• **The exercise**
Rewrite the data below with every "half cycle" changed to "half period" and nothing else altered, leaving out the pictures.

• **Input rows**

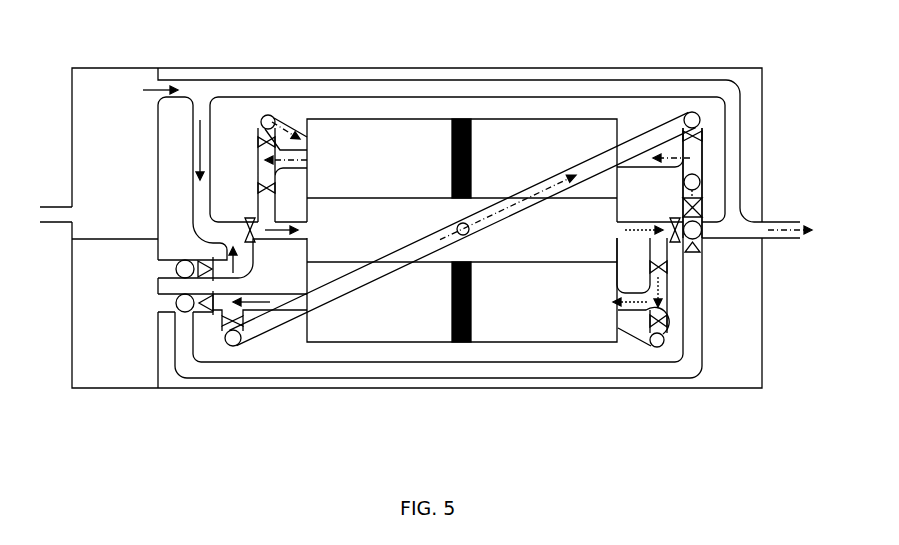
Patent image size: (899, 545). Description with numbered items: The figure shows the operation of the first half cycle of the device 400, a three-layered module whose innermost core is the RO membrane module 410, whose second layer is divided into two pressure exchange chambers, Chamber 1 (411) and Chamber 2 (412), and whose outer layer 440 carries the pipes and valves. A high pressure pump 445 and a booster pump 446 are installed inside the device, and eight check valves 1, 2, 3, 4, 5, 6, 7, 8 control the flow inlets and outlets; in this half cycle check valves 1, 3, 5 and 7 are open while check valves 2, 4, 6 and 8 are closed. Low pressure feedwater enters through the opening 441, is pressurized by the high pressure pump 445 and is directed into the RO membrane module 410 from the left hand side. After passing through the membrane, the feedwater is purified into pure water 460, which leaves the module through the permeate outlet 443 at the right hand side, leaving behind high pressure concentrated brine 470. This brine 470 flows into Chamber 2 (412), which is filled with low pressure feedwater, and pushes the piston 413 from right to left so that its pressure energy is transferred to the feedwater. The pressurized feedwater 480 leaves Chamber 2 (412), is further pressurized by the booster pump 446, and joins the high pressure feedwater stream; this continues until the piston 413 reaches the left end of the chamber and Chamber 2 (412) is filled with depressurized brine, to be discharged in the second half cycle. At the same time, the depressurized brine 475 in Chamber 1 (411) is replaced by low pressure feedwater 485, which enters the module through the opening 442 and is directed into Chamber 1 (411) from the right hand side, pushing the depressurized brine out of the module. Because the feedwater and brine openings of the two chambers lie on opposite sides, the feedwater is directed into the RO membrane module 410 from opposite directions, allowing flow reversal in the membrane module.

The fluid handling system 400 is at (436, 214).
The RO membrane module 410 is at (462, 230).
The Chamber 1 411 is at (462, 174).
The Chamber 2 412 is at (462, 288).
The piston 413 is at (466, 344).
The outer layer 440 is at (717, 228).
The low pressure feedwater inlet for the high pressure pump 441 is at (56, 203).
The low pressure feedwater inlet for the pressure exchanger 442 is at (458, 226).
The permeate outlet 443 is at (790, 243).
The high pressure pump 445 is at (115, 183).
The booster pump 446 is at (123, 333).
The pure water 460 is at (759, 219).
The high pressure concentrated brine 470 is at (632, 303).
The depressurized brine 475 is at (301, 139).
The pressurized feedwater 480 is at (262, 318).
The low pressure feedwater 485 is at (678, 112).
The check valve 1 is at (258, 142).
The check valve 2 is at (258, 190).
The check valve 3 is at (250, 239).
The check valve 4 is at (226, 325).
The check valve 5 is at (698, 136).
The check valve 6 is at (683, 220).
The check valve 7 is at (665, 269).
The check valve 8 is at (665, 324).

• **Expected answer**
Patent image size: (899, 545). Description with numbered items: The figure shows the operation of the first half period of the device 400, a three-layered module whose innermost core is the RO membrane module 410, whose second layer is divided into two pressure exchange chambers, Chamber 1 (411) and Chamber 2 (412), and whose outer layer 440 carries the pipes and valves. A high pressure pump 445 and a booster pump 446 are installed inside the device, and eight check valves 1, 2, 3, 4, 5, 6, 7, 8 control the flow inlets and outlets; in this half period check valves 1, 3, 5 and 7 are open while check valves 2, 4, 6 and 8 are closed. Low pressure feedwater enters through the opening 441, is pressurized by the high pressure pump 445 and is directed into the RO membrane module 410 from the left hand side. After passing through the membrane, the feedwater is purified into pure water 460, which leaves the module through the permeate outlet 443 at the right hand side, leaving behind high pressure concentrated brine 470. This brine 470 flows into Chamber 2 (412), which is filled with low pressure feedwater, and pushes the piston 413 from right to left so that its pressure energy is transferred to the feedwater. The pressurized feedwater 480 leaves Chamber 2 (412), is further pressurized by the booster pump 446, and joins the high pressure feedwater stream; this continues until the piston 413 reaches the left end of the chamber and Chamber 2 (412) is filled with depressurized brine, to be discharged in the second half period. At the same time, the depressurized brine 475 in Chamber 1 (411) is replaced by low pressure feedwater 485, which enters the module through the opening 442 and is directed into Chamber 1 (411) from the right hand side, pushing the depressurized brine out of the module. Because the feedwater and brine openings of the two chambers lie on opposite sides, the feedwater is directed into the RO membrane module 410 from opposite directions, allowing flow reversal in the membrane module.

The fluid handling system 400 is at (436, 214).
The RO membrane module 410 is at (462, 230).
The Chamber 1 411 is at (462, 174).
The Chamber 2 412 is at (462, 288).
The piston 413 is at (466, 344).
The outer layer 440 is at (717, 228).
The low pressure feedwater inlet for the high pressure pump 441 is at (56, 203).
The low pressure feedwater inlet for the pressure exchanger 442 is at (458, 226).
The permeate outlet 443 is at (790, 243).
The high pressure pump 445 is at (115, 183).
The booster pump 446 is at (123, 333).
The pure water 460 is at (759, 219).
The high pressure concentrated brine 470 is at (632, 303).
The depressurized brine 475 is at (301, 139).
The pressurized feedwater 480 is at (262, 318).
The low pressure feedwater 485 is at (678, 112).
The check valve 1 is at (258, 142).
The check valve 2 is at (258, 190).
The check valve 3 is at (250, 239).
The check valve 4 is at (226, 325).
The check valve 5 is at (698, 136).
The check valve 6 is at (683, 220).
The check valve 7 is at (665, 269).
The check valve 8 is at (665, 324).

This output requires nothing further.